Given instruction >> Gather from the listing below each line that includes the word "DMRG", and copy it.

**** Extracted records

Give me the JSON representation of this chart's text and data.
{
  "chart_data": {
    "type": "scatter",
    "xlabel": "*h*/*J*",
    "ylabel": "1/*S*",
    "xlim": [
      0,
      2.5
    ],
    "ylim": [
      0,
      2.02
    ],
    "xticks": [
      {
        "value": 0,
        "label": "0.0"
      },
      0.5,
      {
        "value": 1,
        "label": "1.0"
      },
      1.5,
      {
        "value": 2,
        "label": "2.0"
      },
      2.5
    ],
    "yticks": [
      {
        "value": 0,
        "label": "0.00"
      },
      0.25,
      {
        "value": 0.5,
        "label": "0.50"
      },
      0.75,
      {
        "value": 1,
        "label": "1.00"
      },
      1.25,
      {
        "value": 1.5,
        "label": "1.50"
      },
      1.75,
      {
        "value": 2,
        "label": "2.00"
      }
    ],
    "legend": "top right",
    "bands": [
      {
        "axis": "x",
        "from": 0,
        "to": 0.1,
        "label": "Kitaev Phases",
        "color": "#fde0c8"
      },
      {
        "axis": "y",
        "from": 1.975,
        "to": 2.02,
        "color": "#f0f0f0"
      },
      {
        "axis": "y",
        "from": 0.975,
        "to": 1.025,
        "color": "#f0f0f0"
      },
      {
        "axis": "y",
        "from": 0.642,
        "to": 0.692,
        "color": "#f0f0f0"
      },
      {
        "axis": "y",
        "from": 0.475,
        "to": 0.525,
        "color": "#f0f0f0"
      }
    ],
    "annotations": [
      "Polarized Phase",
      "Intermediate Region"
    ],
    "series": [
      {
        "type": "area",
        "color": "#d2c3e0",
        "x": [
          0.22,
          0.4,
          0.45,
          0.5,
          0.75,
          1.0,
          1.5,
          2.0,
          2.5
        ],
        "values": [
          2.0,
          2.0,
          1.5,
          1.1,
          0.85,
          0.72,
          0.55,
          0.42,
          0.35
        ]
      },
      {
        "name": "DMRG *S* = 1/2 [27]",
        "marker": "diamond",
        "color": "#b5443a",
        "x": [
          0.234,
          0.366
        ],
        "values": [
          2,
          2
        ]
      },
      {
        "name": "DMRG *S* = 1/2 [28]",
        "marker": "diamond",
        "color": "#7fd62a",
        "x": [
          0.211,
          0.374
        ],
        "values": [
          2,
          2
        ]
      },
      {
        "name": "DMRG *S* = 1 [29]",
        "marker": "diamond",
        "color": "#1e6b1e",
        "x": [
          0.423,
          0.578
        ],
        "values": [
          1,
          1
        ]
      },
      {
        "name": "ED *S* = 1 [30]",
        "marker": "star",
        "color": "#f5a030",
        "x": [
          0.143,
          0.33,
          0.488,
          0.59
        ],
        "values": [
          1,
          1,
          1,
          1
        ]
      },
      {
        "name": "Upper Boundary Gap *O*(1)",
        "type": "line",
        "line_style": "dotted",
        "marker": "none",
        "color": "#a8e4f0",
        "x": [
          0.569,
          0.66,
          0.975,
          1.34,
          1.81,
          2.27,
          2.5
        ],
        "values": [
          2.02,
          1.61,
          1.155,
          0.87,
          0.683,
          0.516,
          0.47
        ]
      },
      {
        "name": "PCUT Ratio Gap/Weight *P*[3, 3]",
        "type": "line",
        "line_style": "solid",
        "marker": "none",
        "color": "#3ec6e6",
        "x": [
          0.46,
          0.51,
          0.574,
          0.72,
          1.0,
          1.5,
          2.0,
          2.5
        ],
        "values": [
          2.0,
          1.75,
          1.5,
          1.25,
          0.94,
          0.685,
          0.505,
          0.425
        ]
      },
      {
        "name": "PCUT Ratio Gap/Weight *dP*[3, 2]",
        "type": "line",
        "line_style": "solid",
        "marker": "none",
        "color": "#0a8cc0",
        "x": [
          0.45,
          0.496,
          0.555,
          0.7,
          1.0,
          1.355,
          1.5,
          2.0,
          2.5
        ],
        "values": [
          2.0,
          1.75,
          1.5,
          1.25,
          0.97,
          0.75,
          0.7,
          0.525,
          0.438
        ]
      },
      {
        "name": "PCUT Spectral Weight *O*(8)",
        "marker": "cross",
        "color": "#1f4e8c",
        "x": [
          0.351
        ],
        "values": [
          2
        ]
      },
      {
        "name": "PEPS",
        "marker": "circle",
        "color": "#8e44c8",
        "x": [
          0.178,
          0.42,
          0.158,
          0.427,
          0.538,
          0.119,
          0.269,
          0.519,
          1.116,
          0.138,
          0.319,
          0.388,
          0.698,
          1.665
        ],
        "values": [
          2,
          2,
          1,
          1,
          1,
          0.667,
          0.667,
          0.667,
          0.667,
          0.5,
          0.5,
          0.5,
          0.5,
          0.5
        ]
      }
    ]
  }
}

********

Answer to this task >>
        "name": "DMRG *S* = 1/2 [27]",
        "name": "DMRG *S* = 1/2 [28]",
        "name": "DMRG *S* = 1 [29]",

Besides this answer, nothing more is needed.